> **Work required**: Tally the lines in the data that follows that include the word "name", and report nothing but the total.

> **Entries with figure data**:
=-=-=

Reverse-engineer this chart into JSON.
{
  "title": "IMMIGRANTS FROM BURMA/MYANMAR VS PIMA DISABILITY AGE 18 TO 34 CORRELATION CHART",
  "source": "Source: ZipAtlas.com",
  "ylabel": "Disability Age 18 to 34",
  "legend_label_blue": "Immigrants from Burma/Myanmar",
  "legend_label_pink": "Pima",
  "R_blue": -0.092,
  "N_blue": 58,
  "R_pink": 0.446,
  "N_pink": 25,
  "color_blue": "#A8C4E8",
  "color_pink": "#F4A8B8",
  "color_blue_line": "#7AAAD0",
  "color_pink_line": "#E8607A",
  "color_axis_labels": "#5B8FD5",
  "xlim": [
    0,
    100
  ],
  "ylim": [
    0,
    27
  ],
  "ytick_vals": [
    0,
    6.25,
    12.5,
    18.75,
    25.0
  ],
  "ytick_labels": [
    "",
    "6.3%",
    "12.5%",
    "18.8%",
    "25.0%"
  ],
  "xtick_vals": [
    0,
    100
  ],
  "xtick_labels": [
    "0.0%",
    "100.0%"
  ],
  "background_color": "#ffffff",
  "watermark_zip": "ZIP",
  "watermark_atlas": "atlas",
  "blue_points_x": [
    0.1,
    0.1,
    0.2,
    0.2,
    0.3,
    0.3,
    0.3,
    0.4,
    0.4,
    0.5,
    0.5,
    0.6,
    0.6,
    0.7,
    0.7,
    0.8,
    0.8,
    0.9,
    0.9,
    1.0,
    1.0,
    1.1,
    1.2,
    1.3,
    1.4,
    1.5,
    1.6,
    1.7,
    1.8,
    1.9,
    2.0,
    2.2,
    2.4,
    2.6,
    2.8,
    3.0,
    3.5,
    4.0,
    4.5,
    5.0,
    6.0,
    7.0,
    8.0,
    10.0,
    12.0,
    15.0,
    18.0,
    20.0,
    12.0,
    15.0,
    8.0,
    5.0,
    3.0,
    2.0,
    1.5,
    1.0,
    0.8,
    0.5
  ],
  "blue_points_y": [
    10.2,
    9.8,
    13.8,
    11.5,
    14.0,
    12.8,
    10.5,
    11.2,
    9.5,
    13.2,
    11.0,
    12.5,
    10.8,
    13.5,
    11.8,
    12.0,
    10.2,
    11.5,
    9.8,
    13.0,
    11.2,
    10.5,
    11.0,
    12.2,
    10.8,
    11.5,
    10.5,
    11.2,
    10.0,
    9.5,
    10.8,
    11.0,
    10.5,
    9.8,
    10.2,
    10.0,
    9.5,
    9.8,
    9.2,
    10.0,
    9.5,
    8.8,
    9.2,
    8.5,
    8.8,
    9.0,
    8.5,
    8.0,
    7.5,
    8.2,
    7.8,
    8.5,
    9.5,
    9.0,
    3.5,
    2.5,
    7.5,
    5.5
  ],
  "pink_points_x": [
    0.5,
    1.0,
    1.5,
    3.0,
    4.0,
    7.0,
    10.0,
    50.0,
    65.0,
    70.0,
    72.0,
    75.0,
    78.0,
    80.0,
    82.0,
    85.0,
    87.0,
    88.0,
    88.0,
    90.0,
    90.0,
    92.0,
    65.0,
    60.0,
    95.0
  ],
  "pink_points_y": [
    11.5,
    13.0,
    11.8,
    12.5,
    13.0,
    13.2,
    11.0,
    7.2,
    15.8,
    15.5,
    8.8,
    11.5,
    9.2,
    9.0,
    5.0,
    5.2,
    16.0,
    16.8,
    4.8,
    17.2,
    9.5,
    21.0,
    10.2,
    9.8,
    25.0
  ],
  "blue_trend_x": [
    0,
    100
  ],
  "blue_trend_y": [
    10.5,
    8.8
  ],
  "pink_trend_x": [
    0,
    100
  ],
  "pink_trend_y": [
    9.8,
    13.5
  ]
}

=-=-=

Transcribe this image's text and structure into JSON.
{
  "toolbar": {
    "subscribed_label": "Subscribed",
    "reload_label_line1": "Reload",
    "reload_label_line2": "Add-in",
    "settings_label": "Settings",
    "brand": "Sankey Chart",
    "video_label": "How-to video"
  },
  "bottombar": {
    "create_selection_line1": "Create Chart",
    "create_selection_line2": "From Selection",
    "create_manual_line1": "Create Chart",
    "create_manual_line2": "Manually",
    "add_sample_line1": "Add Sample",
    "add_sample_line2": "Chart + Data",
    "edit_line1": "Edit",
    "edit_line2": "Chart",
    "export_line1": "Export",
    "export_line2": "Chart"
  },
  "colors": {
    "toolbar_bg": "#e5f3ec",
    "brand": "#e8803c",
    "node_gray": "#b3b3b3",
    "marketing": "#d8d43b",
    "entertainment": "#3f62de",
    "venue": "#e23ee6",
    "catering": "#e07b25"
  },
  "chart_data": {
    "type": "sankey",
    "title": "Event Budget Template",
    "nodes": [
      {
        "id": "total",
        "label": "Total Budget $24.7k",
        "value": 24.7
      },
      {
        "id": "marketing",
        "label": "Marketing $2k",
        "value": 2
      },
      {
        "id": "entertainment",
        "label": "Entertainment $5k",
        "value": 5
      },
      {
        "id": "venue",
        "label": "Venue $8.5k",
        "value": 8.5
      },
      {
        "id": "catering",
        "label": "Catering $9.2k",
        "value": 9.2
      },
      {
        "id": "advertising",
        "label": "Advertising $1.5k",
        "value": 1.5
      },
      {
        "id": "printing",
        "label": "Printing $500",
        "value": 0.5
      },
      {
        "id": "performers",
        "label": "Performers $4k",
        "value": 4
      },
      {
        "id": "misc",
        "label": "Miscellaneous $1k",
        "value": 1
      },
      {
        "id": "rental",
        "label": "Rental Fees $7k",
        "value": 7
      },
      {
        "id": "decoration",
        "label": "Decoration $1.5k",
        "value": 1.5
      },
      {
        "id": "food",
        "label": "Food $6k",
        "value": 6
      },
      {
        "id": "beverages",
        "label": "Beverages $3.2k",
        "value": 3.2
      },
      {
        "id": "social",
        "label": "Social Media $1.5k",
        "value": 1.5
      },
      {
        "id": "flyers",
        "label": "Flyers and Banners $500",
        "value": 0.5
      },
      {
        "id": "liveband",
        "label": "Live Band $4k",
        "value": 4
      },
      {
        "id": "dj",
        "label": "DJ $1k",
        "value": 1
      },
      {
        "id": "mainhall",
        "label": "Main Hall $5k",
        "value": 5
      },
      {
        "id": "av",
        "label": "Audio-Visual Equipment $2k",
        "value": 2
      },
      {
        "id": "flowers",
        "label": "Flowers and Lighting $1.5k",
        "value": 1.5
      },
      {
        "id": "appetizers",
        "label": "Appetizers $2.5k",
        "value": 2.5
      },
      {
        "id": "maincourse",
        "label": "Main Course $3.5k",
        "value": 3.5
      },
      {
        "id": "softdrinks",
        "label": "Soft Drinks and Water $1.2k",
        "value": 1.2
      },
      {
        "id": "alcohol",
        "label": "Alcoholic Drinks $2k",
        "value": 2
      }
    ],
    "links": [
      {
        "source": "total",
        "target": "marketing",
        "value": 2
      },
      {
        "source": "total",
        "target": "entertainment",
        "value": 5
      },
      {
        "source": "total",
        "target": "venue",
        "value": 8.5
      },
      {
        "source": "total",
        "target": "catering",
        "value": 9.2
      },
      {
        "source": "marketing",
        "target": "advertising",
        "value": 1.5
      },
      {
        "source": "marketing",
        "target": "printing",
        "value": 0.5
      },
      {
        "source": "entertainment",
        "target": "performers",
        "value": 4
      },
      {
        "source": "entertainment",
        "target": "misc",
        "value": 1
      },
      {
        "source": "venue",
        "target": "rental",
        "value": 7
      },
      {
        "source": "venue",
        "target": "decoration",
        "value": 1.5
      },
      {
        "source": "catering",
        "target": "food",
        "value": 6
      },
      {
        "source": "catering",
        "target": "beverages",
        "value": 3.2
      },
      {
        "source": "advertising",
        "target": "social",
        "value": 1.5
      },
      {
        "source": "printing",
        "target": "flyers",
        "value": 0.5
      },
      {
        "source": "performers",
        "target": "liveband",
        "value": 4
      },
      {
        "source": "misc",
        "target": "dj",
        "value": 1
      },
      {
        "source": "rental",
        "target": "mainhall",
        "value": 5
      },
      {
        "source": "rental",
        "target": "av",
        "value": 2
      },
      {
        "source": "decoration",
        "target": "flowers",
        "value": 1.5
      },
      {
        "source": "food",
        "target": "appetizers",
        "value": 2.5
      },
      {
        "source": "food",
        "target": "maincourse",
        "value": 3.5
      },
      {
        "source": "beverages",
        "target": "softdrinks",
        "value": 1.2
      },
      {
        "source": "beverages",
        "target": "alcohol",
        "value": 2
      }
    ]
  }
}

=-=-=

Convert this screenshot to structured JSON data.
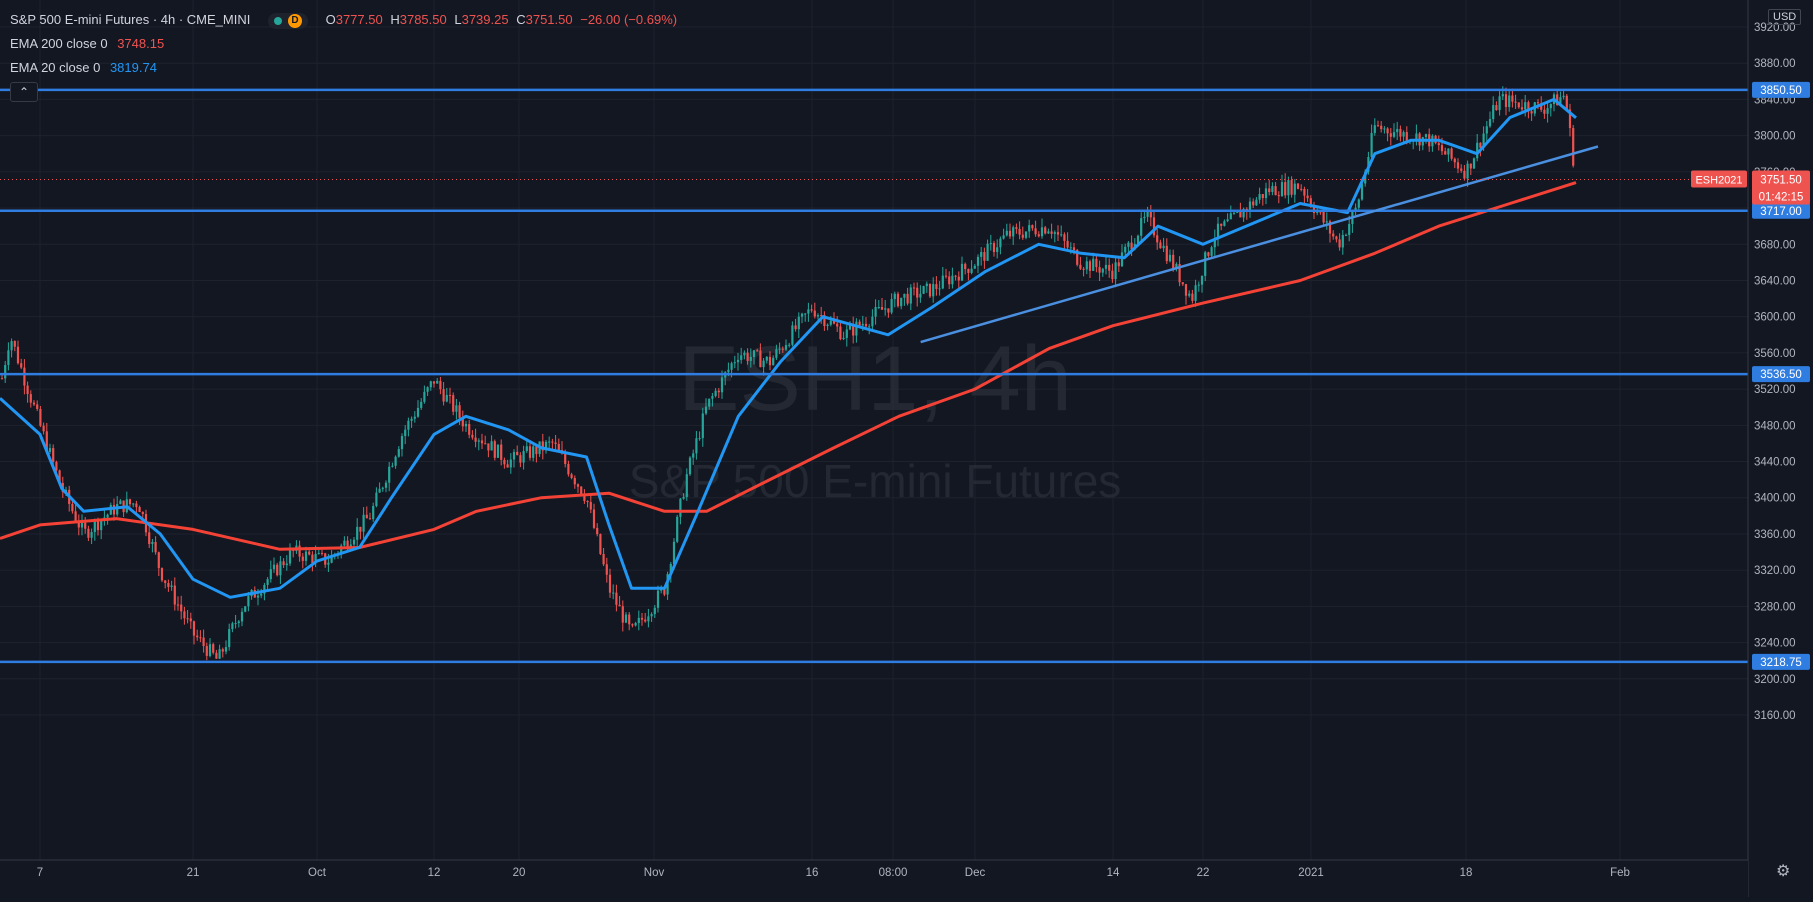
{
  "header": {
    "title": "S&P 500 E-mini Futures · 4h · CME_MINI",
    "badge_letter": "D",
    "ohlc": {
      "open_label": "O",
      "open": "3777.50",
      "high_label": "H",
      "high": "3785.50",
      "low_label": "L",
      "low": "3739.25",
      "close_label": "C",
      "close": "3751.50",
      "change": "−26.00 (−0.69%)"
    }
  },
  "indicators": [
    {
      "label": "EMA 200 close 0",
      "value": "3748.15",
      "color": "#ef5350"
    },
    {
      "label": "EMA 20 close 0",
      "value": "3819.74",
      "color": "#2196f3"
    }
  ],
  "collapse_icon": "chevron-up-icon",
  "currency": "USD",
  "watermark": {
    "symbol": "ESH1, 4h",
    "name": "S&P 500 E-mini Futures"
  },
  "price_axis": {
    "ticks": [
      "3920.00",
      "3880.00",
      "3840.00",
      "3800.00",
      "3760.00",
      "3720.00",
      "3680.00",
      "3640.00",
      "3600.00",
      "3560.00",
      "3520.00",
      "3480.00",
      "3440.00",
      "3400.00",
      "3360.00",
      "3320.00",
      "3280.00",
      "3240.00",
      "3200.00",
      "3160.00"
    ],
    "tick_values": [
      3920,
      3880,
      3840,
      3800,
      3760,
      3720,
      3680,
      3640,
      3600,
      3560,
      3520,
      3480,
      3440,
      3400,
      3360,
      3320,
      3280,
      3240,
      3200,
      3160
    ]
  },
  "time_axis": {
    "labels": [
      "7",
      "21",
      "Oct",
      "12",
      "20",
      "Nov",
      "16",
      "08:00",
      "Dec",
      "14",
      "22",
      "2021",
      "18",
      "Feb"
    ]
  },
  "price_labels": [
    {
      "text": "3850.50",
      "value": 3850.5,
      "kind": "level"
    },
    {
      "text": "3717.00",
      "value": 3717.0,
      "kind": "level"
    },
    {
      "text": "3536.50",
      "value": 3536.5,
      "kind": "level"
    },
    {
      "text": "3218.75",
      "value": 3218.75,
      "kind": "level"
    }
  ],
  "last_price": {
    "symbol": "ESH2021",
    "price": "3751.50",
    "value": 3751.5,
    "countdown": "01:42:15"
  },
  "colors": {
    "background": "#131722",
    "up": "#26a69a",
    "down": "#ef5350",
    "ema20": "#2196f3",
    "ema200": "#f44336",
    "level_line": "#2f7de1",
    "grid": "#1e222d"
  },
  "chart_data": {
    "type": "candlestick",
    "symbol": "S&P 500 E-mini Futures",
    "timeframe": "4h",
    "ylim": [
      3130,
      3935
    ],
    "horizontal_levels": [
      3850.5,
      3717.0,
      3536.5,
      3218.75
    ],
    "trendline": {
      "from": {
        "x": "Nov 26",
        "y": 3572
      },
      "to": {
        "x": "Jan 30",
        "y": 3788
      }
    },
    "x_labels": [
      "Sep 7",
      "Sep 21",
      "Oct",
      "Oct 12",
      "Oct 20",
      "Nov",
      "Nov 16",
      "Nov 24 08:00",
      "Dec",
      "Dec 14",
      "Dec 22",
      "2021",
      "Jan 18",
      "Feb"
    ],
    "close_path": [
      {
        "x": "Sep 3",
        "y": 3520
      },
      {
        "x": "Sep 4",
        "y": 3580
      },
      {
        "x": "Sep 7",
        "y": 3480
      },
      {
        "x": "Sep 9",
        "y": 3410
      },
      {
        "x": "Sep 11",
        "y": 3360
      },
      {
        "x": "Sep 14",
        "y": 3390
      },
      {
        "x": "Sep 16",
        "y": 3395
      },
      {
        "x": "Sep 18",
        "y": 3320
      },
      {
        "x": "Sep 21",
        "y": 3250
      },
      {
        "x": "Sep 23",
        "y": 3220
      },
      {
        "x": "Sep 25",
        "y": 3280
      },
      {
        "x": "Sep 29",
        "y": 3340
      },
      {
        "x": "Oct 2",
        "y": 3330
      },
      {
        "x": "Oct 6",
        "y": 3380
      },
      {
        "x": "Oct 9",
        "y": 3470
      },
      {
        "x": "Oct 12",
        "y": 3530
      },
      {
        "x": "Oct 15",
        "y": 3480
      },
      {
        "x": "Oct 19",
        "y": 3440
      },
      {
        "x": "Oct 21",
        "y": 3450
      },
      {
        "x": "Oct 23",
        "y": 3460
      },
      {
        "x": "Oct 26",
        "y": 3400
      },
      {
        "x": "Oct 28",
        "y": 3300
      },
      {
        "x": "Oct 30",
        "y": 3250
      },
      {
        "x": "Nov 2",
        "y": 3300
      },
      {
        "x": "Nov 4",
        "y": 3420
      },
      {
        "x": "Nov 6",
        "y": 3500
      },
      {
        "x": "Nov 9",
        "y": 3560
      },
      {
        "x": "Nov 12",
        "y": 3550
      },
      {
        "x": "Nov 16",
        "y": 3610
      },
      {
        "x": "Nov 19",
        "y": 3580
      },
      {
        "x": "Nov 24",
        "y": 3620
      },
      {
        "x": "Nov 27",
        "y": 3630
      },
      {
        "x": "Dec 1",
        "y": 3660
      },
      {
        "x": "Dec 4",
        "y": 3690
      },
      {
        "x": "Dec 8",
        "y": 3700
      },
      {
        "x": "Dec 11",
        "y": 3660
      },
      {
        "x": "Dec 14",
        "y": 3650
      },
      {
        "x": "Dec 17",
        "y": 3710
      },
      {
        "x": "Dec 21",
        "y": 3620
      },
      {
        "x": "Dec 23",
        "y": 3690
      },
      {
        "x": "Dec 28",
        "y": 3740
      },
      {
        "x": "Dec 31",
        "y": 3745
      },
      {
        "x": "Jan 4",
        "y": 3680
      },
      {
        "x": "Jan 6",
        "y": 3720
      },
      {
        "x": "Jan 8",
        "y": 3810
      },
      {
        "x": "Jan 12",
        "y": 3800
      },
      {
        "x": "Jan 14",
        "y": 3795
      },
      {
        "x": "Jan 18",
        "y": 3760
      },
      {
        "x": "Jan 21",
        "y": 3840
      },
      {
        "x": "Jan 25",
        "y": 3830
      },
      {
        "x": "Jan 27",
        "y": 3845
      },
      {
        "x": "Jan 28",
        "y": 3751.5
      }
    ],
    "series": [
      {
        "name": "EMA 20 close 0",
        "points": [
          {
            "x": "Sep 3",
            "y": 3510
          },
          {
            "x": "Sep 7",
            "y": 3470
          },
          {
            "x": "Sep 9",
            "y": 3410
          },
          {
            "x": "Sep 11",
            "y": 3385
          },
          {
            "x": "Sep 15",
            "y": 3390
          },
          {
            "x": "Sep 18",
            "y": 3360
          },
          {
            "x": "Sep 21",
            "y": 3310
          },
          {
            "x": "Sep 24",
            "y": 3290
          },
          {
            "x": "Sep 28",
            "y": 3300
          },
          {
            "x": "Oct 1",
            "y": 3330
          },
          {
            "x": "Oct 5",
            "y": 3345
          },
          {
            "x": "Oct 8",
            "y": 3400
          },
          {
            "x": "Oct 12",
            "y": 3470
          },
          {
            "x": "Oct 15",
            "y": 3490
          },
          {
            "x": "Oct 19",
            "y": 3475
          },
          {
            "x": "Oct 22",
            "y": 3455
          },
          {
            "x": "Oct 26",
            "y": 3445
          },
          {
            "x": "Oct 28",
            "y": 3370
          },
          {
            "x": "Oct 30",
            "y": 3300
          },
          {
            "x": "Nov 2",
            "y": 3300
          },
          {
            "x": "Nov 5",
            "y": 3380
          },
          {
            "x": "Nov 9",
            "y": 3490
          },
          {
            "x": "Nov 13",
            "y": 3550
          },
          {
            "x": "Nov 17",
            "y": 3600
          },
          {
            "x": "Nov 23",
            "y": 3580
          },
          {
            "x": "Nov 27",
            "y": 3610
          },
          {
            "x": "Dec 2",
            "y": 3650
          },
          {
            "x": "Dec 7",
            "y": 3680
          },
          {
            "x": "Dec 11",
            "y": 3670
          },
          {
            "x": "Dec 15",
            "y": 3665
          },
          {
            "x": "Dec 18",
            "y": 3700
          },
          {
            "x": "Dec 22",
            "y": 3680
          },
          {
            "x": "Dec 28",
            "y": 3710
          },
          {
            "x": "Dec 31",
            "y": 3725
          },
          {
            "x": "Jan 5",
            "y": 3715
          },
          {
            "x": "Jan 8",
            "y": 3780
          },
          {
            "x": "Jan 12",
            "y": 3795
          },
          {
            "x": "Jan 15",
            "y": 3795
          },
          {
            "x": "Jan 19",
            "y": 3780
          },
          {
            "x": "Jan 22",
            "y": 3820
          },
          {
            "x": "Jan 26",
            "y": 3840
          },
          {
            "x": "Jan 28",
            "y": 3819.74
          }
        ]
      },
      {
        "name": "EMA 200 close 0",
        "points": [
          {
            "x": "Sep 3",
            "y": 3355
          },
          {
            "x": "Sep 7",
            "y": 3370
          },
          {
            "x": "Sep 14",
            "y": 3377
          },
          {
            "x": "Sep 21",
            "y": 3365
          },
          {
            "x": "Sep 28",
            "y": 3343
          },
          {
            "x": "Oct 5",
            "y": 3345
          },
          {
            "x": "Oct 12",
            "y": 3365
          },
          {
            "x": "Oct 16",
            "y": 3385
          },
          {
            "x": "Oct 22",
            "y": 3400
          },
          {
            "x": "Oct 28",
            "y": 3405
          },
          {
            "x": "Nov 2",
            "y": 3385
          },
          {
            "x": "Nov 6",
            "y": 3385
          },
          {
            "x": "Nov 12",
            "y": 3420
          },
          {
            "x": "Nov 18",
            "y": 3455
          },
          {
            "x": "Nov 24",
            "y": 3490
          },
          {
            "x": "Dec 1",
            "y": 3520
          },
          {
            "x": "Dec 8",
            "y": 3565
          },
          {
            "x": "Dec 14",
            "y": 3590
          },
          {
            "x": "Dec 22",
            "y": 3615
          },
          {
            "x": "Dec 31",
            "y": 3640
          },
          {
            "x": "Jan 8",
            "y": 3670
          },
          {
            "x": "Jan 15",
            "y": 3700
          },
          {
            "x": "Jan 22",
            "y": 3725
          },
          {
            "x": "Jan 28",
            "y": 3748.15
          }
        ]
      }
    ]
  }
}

=-=-=

> **Full output**: 3